[EXCERPT TO READ — start]
Several speakers talks about ethic in AI, especially the three invited speakers: Yoshua Bengio, Pim Haselager, and Bart Verheij.

Yoshua Bengio, (Mila), co-recipient of the 2018 ACM A.M. Turing Award, gave an inspiring talk about AI: the last impressive breakthroughs but also the dangers we may face such as manipulation from advertising or reinforcement of social biases.

The main challenge is what he calls the “wisdom race”: collective and individual wisdom has increased, but not fast enough to catch up with the rise in power of the tools we are building, which enable power concentration and can be dangerous on the long run.

Regarding law, he thought that automatic recommendation system can help judges but that they will never replace them because they have more information and understand the whole picture.

Pim Haselager, Radboud University Nijmegen, talks about the aspects of Human — AI Interaction.

This talk discusses how we can ensure that the human aspect remains important in all the automated processes. Technology sometimes puts humans, for regulatory purposes, in a place where it’s difficult to achieve sufficient control. This can create a form of entrapment where humans, in a position where they cannot deploy the necessary attention, are they are still legally responsible, triggering accidents by design.

In such a context, humans will tend to follow recommendations from an AI system because if they don’t, they will have to justify their decisions, creating what the speaker calls a “burden of proof”. There is then a need for a criteria to evaluate human intervention, to avoid such situations. Humans need to be educated about the shortcomings, issues and consequences of AI systems to make their decision.

For Bart Verheij, President of IAAIL, AI should be socially aware, responsible and explainable. The topics to address to do this are: reasoning, knowledge, learning & language. AI must address all these challenges, with common sense, interpretation, understanding, responsibility and explainability.

COLIEE competition

The Competition on Legal Information Extraction/Entailment (COLIEE) is an open competition taking place every year. The 2019 tasks covered information retrieval, similarities between legal cases or paragraphs and questions answering. The participants explain their methods during a workshop at ICAIL.

The best results come from complex NLP models (a lot of them using BERT), but the dataset was not large enough to have better results using deep learning methods. Most of the participants wanted to have more legal text extracts to be able to compute embeddings pertaining to the legal domain. Moreover, the difficulty is that legal documents are very long, which is a drawback for classic NLP methods.
[EXCERPT TO READ — finish]
[EXCERPTED RECORDS — start]
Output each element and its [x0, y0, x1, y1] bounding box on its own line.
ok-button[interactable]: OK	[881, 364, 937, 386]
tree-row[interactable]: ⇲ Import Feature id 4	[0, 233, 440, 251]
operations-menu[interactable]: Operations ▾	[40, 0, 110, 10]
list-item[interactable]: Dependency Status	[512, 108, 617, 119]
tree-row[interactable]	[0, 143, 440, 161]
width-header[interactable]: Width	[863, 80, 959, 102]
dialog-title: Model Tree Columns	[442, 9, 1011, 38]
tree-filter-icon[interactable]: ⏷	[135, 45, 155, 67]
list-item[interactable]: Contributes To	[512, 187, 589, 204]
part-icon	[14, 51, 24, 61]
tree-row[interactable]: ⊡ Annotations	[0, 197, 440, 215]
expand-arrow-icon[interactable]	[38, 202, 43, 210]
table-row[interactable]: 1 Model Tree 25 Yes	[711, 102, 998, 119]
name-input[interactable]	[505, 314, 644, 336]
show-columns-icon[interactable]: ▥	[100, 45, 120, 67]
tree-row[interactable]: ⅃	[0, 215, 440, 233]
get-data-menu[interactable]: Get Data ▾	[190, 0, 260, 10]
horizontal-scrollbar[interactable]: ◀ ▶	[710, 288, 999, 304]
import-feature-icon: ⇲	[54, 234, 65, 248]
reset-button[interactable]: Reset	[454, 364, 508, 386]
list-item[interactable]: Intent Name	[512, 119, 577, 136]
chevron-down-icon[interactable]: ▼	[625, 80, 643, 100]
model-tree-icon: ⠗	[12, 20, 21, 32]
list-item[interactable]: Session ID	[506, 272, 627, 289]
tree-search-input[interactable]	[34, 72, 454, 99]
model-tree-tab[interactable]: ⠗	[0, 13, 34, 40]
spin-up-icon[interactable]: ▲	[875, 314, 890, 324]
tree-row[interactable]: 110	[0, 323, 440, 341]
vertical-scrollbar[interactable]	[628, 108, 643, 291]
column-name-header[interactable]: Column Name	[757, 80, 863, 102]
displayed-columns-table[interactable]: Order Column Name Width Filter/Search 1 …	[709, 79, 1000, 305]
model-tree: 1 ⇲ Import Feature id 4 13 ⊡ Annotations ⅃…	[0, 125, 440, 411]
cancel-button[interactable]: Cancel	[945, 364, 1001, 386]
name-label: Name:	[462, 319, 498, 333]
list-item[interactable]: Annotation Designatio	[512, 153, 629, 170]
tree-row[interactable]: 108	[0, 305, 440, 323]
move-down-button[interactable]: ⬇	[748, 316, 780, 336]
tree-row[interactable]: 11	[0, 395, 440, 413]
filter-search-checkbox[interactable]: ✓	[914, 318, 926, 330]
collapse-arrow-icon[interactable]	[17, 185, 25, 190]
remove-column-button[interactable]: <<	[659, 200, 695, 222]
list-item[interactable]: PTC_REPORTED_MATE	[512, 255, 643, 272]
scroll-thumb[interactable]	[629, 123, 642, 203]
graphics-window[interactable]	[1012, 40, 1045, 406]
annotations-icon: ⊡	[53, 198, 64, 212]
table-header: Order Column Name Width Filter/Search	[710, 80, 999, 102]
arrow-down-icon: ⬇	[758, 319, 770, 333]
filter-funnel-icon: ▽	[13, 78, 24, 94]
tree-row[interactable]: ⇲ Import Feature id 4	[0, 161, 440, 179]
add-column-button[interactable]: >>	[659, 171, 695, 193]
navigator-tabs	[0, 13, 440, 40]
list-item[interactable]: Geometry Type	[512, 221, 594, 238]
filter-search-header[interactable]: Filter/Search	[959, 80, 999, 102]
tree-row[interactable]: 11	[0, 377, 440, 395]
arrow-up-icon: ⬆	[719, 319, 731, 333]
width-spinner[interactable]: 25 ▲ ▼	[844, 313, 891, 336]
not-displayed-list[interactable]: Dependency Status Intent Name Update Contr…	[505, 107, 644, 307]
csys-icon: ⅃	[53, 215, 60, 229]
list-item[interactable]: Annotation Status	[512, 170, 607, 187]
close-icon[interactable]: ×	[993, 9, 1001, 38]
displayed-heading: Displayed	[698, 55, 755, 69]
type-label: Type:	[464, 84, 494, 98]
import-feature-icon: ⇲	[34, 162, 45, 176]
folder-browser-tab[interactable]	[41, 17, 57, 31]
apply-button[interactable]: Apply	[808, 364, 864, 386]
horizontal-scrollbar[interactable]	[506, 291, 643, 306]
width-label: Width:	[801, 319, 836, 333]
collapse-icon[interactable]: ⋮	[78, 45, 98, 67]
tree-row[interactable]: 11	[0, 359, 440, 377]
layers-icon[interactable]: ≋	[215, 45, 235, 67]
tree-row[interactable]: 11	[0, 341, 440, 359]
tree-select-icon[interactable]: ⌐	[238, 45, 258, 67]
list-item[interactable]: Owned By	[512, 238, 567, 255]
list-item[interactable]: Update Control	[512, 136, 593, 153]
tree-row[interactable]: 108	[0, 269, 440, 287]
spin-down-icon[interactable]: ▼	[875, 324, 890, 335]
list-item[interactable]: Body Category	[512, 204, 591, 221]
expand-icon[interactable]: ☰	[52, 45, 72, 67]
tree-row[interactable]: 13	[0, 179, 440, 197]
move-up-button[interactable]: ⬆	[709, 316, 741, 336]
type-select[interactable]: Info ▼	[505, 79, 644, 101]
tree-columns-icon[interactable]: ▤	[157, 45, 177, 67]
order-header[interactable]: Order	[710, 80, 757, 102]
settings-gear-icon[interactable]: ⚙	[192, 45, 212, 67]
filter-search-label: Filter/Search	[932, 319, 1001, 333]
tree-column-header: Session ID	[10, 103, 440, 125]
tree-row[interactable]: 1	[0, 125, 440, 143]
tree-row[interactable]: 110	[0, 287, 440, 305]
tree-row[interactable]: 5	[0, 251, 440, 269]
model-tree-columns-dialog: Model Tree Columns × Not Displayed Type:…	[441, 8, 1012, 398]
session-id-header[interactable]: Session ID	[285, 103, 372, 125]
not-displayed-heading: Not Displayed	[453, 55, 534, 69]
[EXCERPTED RECORDS — finish]
_USING THE INFORMATION:_
1 > Rewrite the paragraph of the conference report that begins "The best results come from" as a bulleted list, keeping its main facts.
2 > Write the next part of the conference report, picking up after its last sentence.
The rows are separate material from the conference report.

_ANSWERS TO THE TASKS:_
1 >
- The best results came from complex NLP models, many of them using BERT.
- The dataset was not large enough for deep learning methods to give better results.
- Most participants wanted more legal text extracts so they could compute embeddings specific to the legal domain.
- Legal documents are very long, which is a drawback for classic NLP methods.

2 >
We face these issues at Doctrine as we work on legal documents, and this is what makes these problems really interesting to solve.

Some interesting business applications in law

  • Using unsupervised clustering techniques to identify arguments in legal documents, Prakash Poudyal, Teresa Goncalves and Paulo Quaresma

This paper provides an unsupervised framework to cluster sentences related to the same legal argument, using fuzzy clustering algorithm. It finds an algorithm to detect the number of arguments (number of clusters) in the decision. An interesting result to share is that Word2Vec feature performs the best on the clustering.

  • Query reformulation to maximise the relevancy of the answer, Arunprasath Shankar and Venkata Nagaraju Buddarapu, Lexis Nexis

The goal of this poster was to present a framework for query reformulation: how to modify a query to improve the quality of search engine results. They used a neural machine translation approach, and made dataset augmentation using an algorithm that introduces misspelling (using Needleman-Wunsch algorithm).

The goal of this paper was to detect shift-in-view in arguments in a same case-law. They used very different techniques, like sentiment analysis, verb relationships and inconsistency between triples.

Finally, we would like to thank the organisers of ICAIL, the Cyberjustice Laboratory and IAAIL, but especially our company, Doctrine, for giving us this opportunity to learn a lot and meet interesting people in our field, which allows us to stay informed on the last technical and scientific developments.